• **Problem to work on**
Could you reproduce the listing starting at the line that has "length-cell: 20 (318, 455, 498, 512)" and ending after the line that has "axles-cell: 2-3500 (498, 401, 718, 457)", swapping "axles-cell" for "axle-count-cell" and leaving everything else untouched?

• **Provided material**
• • •

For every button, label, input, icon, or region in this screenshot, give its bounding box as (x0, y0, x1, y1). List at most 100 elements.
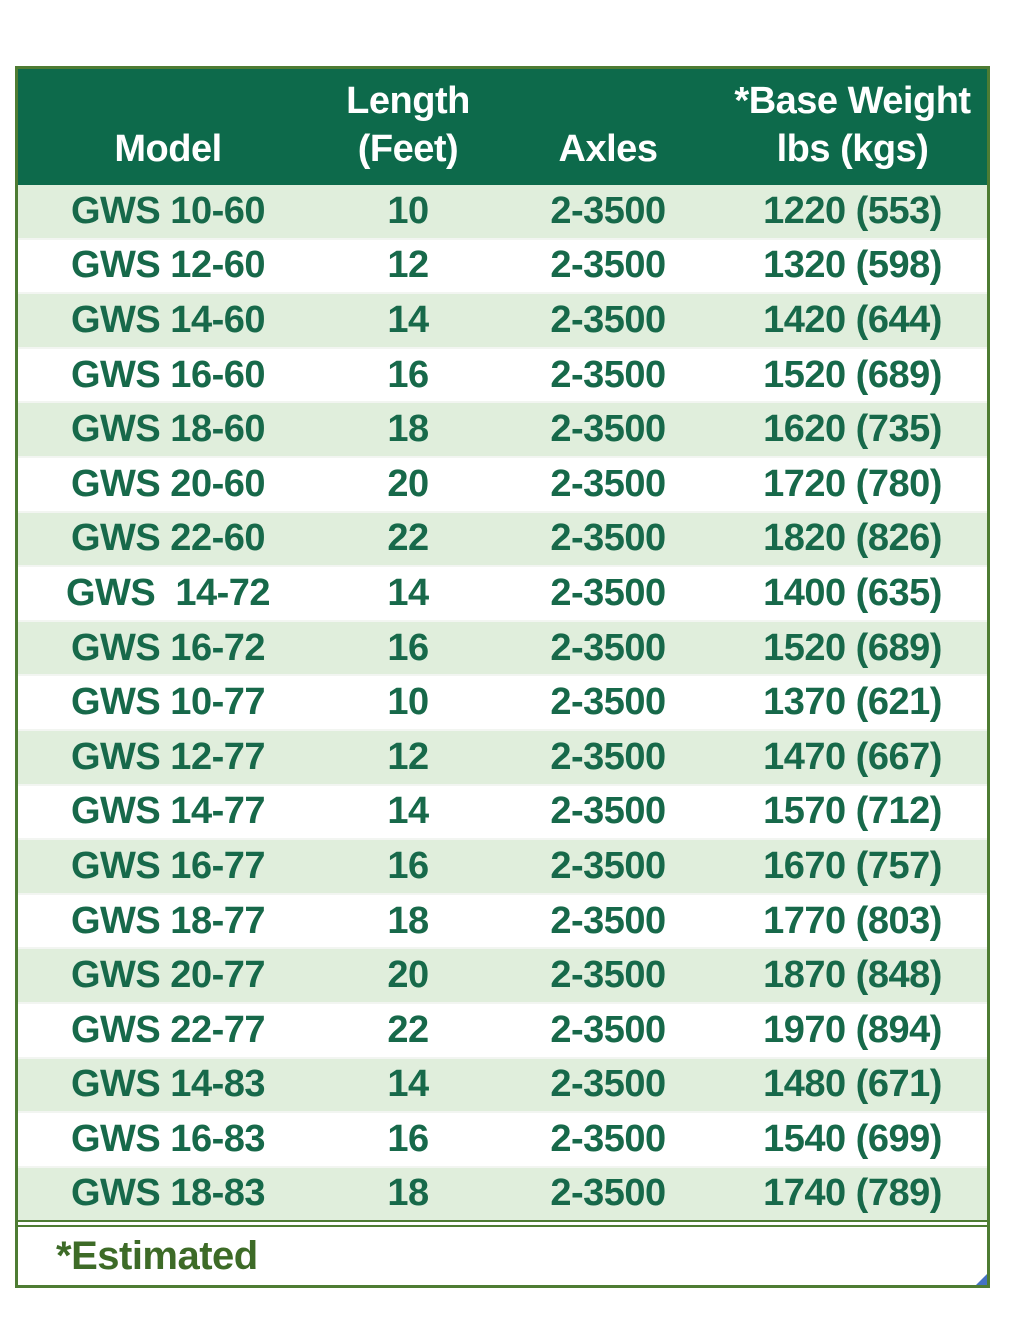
length-cell: 20 (318, 455, 498, 512)
axles-cell: 2-3500 (498, 892, 718, 949)
header-line2: Axles (558, 128, 658, 170)
base-weight-cell: 1520 (689) (718, 619, 987, 676)
length-cell: 14 (318, 292, 498, 348)
table-row: GWS 20-60 20 2-3500 1720 (780) (18, 455, 987, 512)
axles-cell: 2-3500 (498, 401, 718, 457)
axles-cell: 2-3500 (498, 619, 718, 676)
table-row: GWS 16-72 16 2-3500 1520 (689) (18, 619, 987, 676)
length-cell: 16 (318, 838, 498, 894)
table-row: GWS 20-77 20 2-3500 1870 (848) (18, 947, 987, 1003)
length-cell: 22 (318, 510, 498, 567)
model-cell: GWS 18-83 (18, 1165, 318, 1221)
header-line2: (Feet) (357, 128, 459, 170)
table-row: GWS 12-77 12 2-3500 1470 (667) (18, 728, 987, 785)
model-cell: GWS 14-72 (18, 565, 318, 621)
table-row: GWS 22-60 22 2-3500 1820 (826) (18, 510, 987, 567)
model-cell: GWS 22-60 (18, 510, 318, 567)
spec-table: Model Length (Feet) Axles *Base Weight l… (18, 69, 987, 1221)
model-cell: GWS 14-83 (18, 1056, 318, 1113)
base-weight-cell: 1480 (671) (718, 1056, 987, 1113)
corner-marker-icon (976, 1274, 987, 1286)
base-weight-cell: 1570 (712) (718, 783, 987, 840)
axles-cell: 2-3500 (498, 565, 718, 621)
model-cell: GWS 14-60 (18, 292, 318, 348)
base-weight-cell: 1420 (644) (718, 292, 987, 348)
length-cell: 18 (318, 401, 498, 457)
base-weight-cell: 1520 (689) (718, 346, 987, 403)
column-header-length: Length (Feet) (318, 69, 498, 185)
length-cell: 16 (318, 1111, 498, 1167)
base-weight-cell: 1820 (826) (718, 510, 987, 567)
length-cell: 20 (318, 947, 498, 1003)
footnote-label: *Estimated (56, 1233, 258, 1278)
base-weight-cell: 1620 (735) (718, 401, 987, 457)
length-cell: 14 (318, 783, 498, 840)
table-header: Model Length (Feet) Axles *Base Weight l… (18, 69, 987, 185)
model-cell: GWS 20-77 (18, 947, 318, 1003)
table-row: GWS 14-72 14 2-3500 1400 (635) (18, 565, 987, 621)
axles-cell: 2-3500 (498, 947, 718, 1003)
base-weight-cell: 1870 (848) (718, 947, 987, 1003)
length-cell: 18 (318, 892, 498, 949)
model-cell: GWS 10-77 (18, 674, 318, 730)
column-header-base-weight: *Base Weight lbs (kgs) (718, 69, 987, 185)
axles-cell: 2-3500 (498, 1165, 718, 1221)
table-row: GWS 14-83 14 2-3500 1480 (671) (18, 1056, 987, 1113)
axles-cell: 2-3500 (498, 728, 718, 785)
model-cell: GWS 12-77 (18, 728, 318, 785)
model-cell: GWS 16-72 (18, 619, 318, 676)
base-weight-cell: 1400 (635) (718, 565, 987, 621)
axles-cell: 2-3500 (498, 1056, 718, 1113)
table-row: GWS 22-77 22 2-3500 1970 (894) (18, 1001, 987, 1058)
header-line2: lbs (kgs) (776, 128, 929, 170)
length-cell: 10 (387, 189, 429, 232)
axles-cell: 2-3500 (498, 838, 718, 894)
base-weight-cell: 1740 (789) (718, 1165, 987, 1221)
table-row: GWS 10-77 10 2-3500 1370 (621) (18, 674, 987, 730)
axles-cell: 2-3500 (498, 292, 718, 348)
table-row: GWS 18-83 18 2-3500 1740 (789) (18, 1165, 987, 1221)
table-row: GWS 16-77 16 2-3500 1670 (757) (18, 838, 987, 894)
model-cell: GWS 20-60 (18, 455, 318, 512)
model-cell: GWS 16-83 (18, 1111, 318, 1167)
header-line1: *Base Weight (734, 80, 971, 122)
model-cell: GWS 12-60 (18, 237, 318, 294)
length-cell: 18 (318, 1165, 498, 1221)
axles-cell: 2-3500 (498, 237, 718, 294)
table-row: GWS 12-60 12 2-3500 1320 (598) (18, 237, 987, 294)
length-cell: 16 (318, 346, 498, 403)
base-weight-cell: 1320 (598) (718, 237, 987, 294)
axles-cell: 2-3500 (498, 510, 718, 567)
model-cell: GWS 18-77 (18, 892, 318, 949)
base-weight-cell: 1720 (780) (718, 455, 987, 512)
table-row: GWS 10-60 10 2-3500 1220 (553) (18, 185, 987, 239)
base-weight-cell: 1220 (553) (763, 189, 942, 232)
header-line2: Model (114, 128, 222, 170)
model-cell: GWS 18-60 (18, 401, 318, 457)
length-cell: 10 (318, 674, 498, 730)
table-row: GWS 14-60 14 2-3500 1420 (644) (18, 292, 987, 348)
length-cell: 14 (318, 1056, 498, 1113)
axles-cell: 2-3500 (498, 1001, 718, 1058)
table-row: GWS 18-60 18 2-3500 1620 (735) (18, 401, 987, 457)
model-cell: GWS 16-77 (18, 838, 318, 894)
table-row: GWS 14-77 14 2-3500 1570 (712) (18, 783, 987, 840)
trailer-spec-table: Model Length (Feet) Axles *Base Weight l… (15, 66, 990, 1289)
length-cell: 12 (318, 728, 498, 785)
base-weight-cell: 1470 (667) (718, 728, 987, 785)
base-weight-cell: 1540 (699) (718, 1111, 987, 1167)
table-row: GWS 16-60 16 2-3500 1520 (689) (18, 346, 987, 403)
header-line1: Length (346, 80, 470, 122)
base-weight-cell: 1670 (757) (718, 838, 987, 894)
axles-cell: 2-3500 (498, 346, 718, 403)
footnote-row: *Estimated (18, 1220, 987, 1286)
axles-cell: 2-3500 (498, 1111, 718, 1167)
model-cell: GWS 16-60 (18, 346, 318, 403)
model-cell: GWS 10-60 (70, 189, 266, 232)
base-weight-cell: 1770 (803) (718, 892, 987, 949)
length-cell: 16 (318, 619, 498, 676)
model-cell: GWS 14-77 (18, 783, 318, 840)
base-weight-cell: 1370 (621) (718, 674, 987, 730)
length-cell: 12 (318, 237, 498, 294)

• • •

• **Output for this exercise**
length-cell: 20 (318, 455, 498, 512)
axle-count-cell: 2-3500 (498, 892, 718, 949)
header-line2: Axles (558, 128, 658, 170)
base-weight-cell: 1520 (689) (718, 619, 987, 676)
length-cell: 14 (318, 292, 498, 348)
table-row: GWS 20-60 20 2-3500 1720 (780) (18, 455, 987, 512)
axle-count-cell: 2-3500 (498, 401, 718, 457)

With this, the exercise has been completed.